Dataset records:
━━━

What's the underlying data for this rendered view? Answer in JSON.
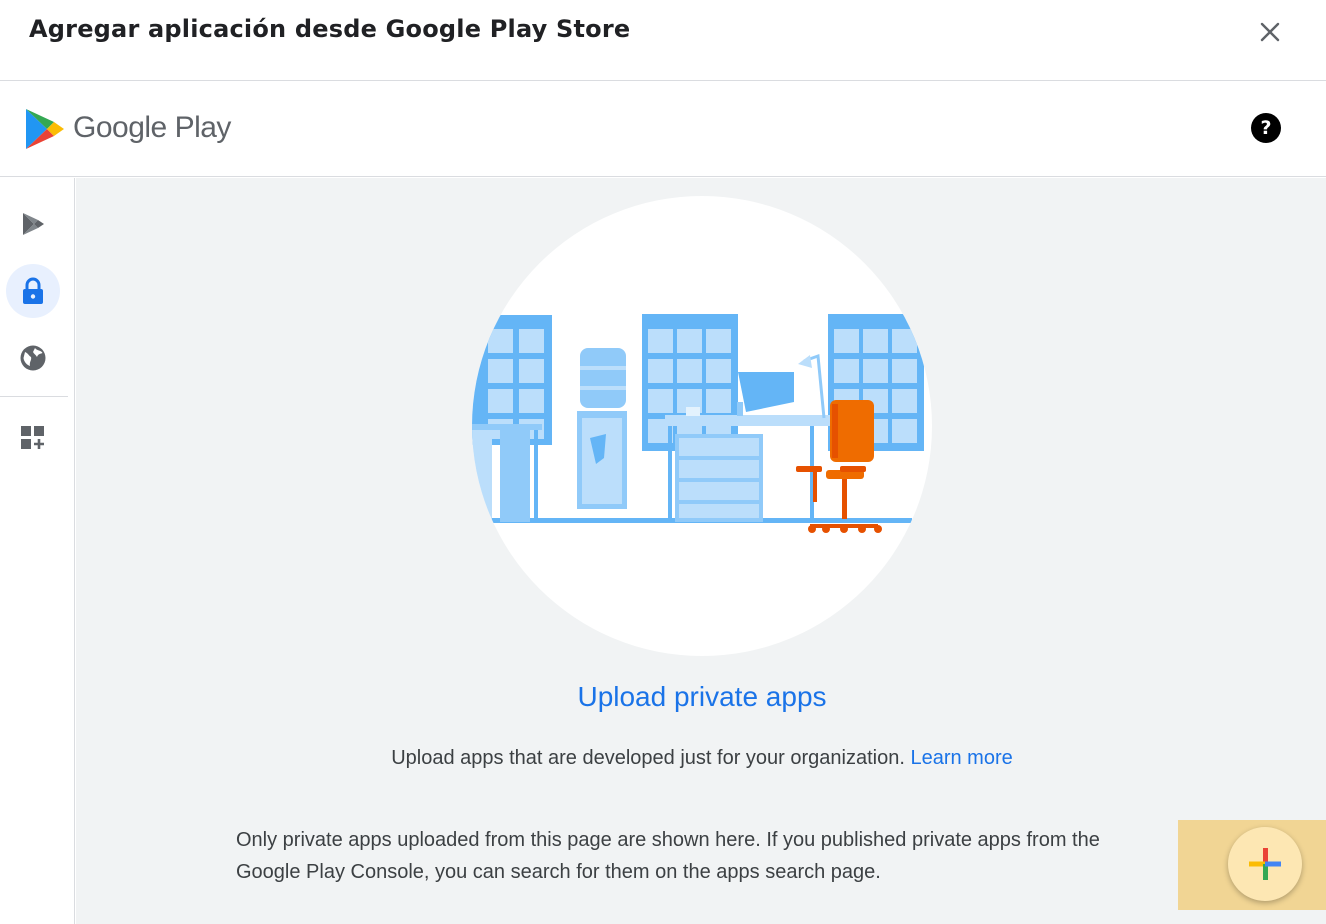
{
  "dialog": {
    "title": "Agregar aplicación desde Google Play Store",
    "close_icon": "close-icon"
  },
  "play_header": {
    "wordmark": "Google Play",
    "help_icon": "?"
  },
  "sidebar": {
    "items": [
      {
        "name": "managed-play-icon",
        "active": false
      },
      {
        "name": "lock-icon",
        "active": true
      },
      {
        "name": "globe-icon",
        "active": false
      },
      {
        "name": "add-widget-icon",
        "active": false
      }
    ]
  },
  "main": {
    "title": "Upload private apps",
    "description": "Upload apps that are developed just for your organization.",
    "learn_more": "Learn more",
    "note": "Only private apps uploaded from this page are shown here. If you published private apps from the Google Play Console, you can search for them on the apps search page."
  },
  "fab": {
    "icon": "plus-icon"
  },
  "colors": {
    "accent": "#1a73e8",
    "main_bg": "#f1f3f4",
    "fab_bg": "#fde7b3",
    "chair": "#ef6c00"
  }
}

━━━

→ **THE EXERCISE**
Lines of the material that contain the word "this" are to be gathered.

→ **THE COMPLETED TASK**
What's the underlying data for this rendered view? Answer in JSON.
    "note": "Only private apps uploaded from this page are shown here. If you published private apps from the Google Play Console, you can search for them on the apps search page."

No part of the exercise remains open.